■ Required task 1
Return the lines of the records below unchanged, starting with their first line and ending with the line holding "app-title: Kas Organisasi [49,10,141,25]", both included.

■ Document passage
******************************

Mumbai: Investors in Yes Bank Ltd lost at least RS.43,000 crore of their wealth in merely five weeks over uncertainty about the bank’s performance and its next boss after the Reserve Bank of India refused to reappoint current CEO Rana Kapoor for three years. The bank’s stock has plunged 49%, eroding the lender’s market capitalization by nearly 50% from Rs. 91,000 crore on 20 August. On Thursday, the stock closed at Rs 203.20 on the BSE, down 9.14% from its previous close. Year to date, it has fallen over 34%.

There has been continuous selling pressure on the stock due to lack of clarity and expectations of a delay on the appointment of a new CEO.

“As of now, we see divergent potential outcomes and hence prefer to stay on the sidelines” said Morgan Stanley in a note to its investors.

Yes Bank on 25 September sought more time for Kapoor. Analysts believe the RBI may not agree.

The board in its meeting on Tuesday decided to set up a search committee to identify a successor to Kapoor. The committee will include three board members along with two external experts.

“Uncertainty over approvals from the RBI for both MD & CEO and EDs will keep the near-term stock performance muted,” said Prabhudas Lilladher in a note.

The board also decided to promote Rajat Monga and Pralay Mondal as executive directors, subject to approval from the RBI.

“As we factor in somewhat slower growth, we trim our earnings estimates (-4%/-8% for FY19/20), leading to a lower target P/BV multiple of 2.0x (vs. 2.2x earlier),” Deutsche Bank said in a report.

******************************

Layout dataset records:
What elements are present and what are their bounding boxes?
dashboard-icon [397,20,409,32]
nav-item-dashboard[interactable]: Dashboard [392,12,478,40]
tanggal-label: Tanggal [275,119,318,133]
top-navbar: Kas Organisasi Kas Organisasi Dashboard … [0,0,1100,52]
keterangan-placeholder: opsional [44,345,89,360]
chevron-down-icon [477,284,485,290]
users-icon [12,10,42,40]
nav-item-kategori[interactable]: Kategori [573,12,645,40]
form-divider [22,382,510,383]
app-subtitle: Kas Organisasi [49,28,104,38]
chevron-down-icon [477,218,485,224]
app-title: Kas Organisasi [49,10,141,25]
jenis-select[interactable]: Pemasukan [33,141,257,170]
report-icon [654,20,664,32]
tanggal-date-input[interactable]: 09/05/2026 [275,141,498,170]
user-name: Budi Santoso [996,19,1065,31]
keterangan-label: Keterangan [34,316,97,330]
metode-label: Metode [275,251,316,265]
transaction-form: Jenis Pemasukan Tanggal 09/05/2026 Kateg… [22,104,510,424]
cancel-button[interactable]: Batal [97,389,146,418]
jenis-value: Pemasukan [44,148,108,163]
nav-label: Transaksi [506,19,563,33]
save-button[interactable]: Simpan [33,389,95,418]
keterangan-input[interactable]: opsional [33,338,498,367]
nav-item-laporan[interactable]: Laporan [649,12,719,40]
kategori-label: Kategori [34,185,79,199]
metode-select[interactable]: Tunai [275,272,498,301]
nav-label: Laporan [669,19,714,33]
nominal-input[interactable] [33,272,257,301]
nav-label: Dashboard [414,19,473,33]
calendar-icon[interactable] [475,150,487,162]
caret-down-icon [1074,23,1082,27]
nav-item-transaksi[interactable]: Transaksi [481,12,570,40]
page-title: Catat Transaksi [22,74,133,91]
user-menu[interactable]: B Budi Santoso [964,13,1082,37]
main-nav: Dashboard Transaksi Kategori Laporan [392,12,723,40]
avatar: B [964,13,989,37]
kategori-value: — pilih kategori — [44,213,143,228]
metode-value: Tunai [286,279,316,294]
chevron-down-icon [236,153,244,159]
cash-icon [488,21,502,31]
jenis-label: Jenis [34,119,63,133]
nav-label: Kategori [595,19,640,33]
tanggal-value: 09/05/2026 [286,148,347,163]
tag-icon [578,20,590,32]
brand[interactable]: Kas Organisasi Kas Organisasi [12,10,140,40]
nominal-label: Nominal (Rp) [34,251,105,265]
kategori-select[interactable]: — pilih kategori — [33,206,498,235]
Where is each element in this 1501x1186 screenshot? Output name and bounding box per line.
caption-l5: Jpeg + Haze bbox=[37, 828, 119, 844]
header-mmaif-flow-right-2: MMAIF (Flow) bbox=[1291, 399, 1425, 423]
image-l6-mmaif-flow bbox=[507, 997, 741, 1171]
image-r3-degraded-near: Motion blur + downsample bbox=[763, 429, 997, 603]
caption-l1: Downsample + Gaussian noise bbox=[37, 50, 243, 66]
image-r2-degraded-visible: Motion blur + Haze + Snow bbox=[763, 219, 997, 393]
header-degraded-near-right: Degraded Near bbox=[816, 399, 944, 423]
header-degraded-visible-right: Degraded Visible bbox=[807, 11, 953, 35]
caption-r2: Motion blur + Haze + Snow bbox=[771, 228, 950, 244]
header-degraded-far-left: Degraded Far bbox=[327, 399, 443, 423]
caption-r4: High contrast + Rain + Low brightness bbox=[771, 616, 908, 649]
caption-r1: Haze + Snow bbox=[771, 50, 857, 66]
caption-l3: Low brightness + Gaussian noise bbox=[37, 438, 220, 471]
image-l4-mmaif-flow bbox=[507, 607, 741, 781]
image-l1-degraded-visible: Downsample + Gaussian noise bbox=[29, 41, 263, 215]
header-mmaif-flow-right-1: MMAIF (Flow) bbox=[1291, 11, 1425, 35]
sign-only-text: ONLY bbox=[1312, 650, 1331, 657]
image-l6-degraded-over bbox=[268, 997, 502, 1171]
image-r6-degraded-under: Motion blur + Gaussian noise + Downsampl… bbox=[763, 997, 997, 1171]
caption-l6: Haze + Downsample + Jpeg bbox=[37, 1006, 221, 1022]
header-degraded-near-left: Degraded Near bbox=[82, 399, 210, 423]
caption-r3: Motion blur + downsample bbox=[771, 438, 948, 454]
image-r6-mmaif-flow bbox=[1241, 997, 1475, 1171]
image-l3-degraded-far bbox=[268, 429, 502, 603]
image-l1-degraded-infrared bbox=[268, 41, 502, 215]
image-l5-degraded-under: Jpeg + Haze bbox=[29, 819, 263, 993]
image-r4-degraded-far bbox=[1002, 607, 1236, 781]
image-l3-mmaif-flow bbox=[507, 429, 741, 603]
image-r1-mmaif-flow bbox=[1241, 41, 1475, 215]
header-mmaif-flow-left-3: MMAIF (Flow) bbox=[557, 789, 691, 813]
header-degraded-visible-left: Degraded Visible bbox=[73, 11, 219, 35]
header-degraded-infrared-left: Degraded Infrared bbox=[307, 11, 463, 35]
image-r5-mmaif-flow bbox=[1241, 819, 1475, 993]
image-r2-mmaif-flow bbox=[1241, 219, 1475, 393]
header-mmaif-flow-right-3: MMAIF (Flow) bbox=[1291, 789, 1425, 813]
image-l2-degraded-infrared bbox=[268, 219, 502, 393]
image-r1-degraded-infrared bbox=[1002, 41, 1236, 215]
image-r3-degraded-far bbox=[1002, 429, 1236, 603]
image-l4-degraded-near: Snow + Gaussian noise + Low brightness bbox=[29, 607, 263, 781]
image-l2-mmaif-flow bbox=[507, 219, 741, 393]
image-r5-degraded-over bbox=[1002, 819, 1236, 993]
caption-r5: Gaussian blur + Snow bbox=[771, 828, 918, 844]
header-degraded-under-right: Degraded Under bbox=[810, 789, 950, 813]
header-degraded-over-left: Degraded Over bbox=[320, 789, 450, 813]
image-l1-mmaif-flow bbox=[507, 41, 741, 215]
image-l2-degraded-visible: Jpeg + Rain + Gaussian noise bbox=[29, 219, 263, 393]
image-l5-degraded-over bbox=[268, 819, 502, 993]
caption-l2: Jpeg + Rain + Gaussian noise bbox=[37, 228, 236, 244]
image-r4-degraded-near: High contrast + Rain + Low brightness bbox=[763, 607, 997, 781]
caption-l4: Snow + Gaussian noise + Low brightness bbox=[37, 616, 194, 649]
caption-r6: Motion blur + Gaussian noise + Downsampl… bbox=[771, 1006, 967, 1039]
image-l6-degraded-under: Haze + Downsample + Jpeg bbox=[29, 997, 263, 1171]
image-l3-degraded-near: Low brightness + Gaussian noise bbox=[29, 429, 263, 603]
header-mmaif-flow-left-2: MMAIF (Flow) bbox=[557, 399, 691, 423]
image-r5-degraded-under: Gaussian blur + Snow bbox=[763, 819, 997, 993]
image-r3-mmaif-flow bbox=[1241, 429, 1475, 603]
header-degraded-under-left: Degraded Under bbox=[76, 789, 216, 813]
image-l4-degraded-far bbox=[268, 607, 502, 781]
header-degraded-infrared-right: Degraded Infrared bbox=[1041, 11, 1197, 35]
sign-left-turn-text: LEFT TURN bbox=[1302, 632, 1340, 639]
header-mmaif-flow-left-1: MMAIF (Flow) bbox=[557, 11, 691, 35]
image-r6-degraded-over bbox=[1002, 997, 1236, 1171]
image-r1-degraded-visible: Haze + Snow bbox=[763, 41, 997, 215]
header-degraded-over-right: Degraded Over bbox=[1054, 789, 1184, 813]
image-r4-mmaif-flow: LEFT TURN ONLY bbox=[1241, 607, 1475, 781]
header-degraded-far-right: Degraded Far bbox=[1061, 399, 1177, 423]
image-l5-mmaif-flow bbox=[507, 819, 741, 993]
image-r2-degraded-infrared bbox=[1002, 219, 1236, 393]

******************************

■ Required task 2
Retype the part of the Yes Bank article above that runs from "The board in" to "in a report.", inclusive, with no changes.

■ Output 1
What elements are present and what are their bounding boxes?
dashboard-icon [397,20,409,32]
nav-item-dashboard[interactable]: Dashboard [392,12,478,40]
tanggal-label: Tanggal [275,119,318,133]
top-navbar: Kas Organisasi Kas Organisasi Dashboard … [0,0,1100,52]
keterangan-placeholder: opsional [44,345,89,360]
chevron-down-icon [477,284,485,290]
users-icon [12,10,42,40]
nav-item-kategori[interactable]: Kategori [573,12,645,40]
form-divider [22,382,510,383]
app-subtitle: Kas Organisasi [49,28,104,38]
chevron-down-icon [477,218,485,224]
app-title: Kas Organisasi [49,10,141,25]

■ Output 2
The board in its meeting on Tuesday decided to set up a search committee to identify a successor to Kapoor. The committee will include three board members along with two external experts.

“Uncertainty over approvals from the RBI for both MD & CEO and EDs will keep the near-term stock performance muted,” said Prabhudas Lilladher in a note.

The board also decided to promote Rajat Monga and Pralay Mondal as executive directors, subject to approval from the RBI.

“As we factor in somewhat slower growth, we trim our earnings estimates (-4%/-8% for FY19/20), leading to a lower target P/BV multiple of 2.0x (vs. 2.2x earlier),” Deutsche Bank said in a report.